# What you will do
Restate the entries below word for word, omitting nothing.

Stored records:
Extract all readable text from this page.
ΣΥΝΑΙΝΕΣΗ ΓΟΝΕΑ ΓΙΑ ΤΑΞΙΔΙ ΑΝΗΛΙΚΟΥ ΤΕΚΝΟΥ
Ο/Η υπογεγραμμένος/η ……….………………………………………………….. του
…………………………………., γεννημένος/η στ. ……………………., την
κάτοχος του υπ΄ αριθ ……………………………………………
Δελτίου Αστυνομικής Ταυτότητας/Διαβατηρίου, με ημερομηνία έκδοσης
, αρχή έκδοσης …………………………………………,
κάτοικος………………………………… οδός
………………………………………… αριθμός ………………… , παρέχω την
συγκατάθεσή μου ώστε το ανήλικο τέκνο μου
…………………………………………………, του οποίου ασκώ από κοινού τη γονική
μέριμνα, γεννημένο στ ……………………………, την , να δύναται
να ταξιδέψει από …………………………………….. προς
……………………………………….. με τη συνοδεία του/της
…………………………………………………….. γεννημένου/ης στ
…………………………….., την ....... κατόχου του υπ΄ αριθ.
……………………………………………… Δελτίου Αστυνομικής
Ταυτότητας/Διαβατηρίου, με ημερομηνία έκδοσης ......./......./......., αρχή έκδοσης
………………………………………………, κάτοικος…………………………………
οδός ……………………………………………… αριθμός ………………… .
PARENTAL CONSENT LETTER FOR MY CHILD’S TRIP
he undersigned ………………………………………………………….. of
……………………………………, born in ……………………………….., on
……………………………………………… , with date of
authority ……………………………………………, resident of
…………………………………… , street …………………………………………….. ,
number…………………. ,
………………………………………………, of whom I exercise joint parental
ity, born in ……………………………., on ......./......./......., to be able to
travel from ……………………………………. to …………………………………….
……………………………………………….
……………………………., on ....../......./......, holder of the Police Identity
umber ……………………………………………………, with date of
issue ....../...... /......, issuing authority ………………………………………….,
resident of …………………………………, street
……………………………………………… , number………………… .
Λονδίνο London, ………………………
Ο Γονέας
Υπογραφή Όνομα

# Written solution
Extract all readable text from this page.
ΣΥΝΑΙΝΕΣΗ ΓΟΝΕΑ ΓΙΑ ΤΑΞΙΔΙ ΑΝΗΛΙΚΟΥ ΤΕΚΝΟΥ
Ο/Η υπογεγραμμένος/η ……….………………………………………………….. του
…………………………………., γεννημένος/η στ. ……………………., την
κάτοχος του υπ΄ αριθ ……………………………………………
Δελτίου Αστυνομικής Ταυτότητας/Διαβατηρίου, με ημερομηνία έκδοσης
, αρχή έκδοσης …………………………………………,
κάτοικος………………………………… οδός
………………………………………… αριθμός ………………… , παρέχω την
συγκατάθεσή μου ώστε το ανήλικο τέκνο μου
…………………………………………………, του οποίου ασκώ από κοινού τη γονική
μέριμνα, γεννημένο στ ……………………………, την , να δύναται
να ταξιδέψει από …………………………………….. προς
……………………………………….. με τη συνοδεία του/της
…………………………………………………….. γεννημένου/ης στ
…………………………….., την ....... κατόχου του υπ΄ αριθ.
……………………………………………… Δελτίου Αστυνομικής
Ταυτότητας/Διαβατηρίου, με ημερομηνία έκδοσης ......./......./......., αρχή έκδοσης
………………………………………………, κάτοικος…………………………………
οδός ……………………………………………… αριθμός ………………… .
PARENTAL CONSENT LETTER FOR MY CHILD’S TRIP
he undersigned ………………………………………………………….. of
……………………………………, born in ……………………………….., on
……………………………………………… , with date of
authority ……………………………………………, resident of
…………………………………… , street …………………………………………….. ,
number…………………. ,
………………………………………………, of whom I exercise joint parental
ity, born in ……………………………., on ......./......./......., to be able to
travel from ……………………………………. to …………………………………….
……………………………………………….
……………………………., on ....../......./......, holder of the Police Identity
umber ……………………………………………………, with date of
issue ....../...... /......, issuing authority ………………………………………….,
resident of …………………………………, street
……………………………………………… , number………………… .
Λονδίνο London, ………………………
Ο Γονέας
Υπογραφή Όνομα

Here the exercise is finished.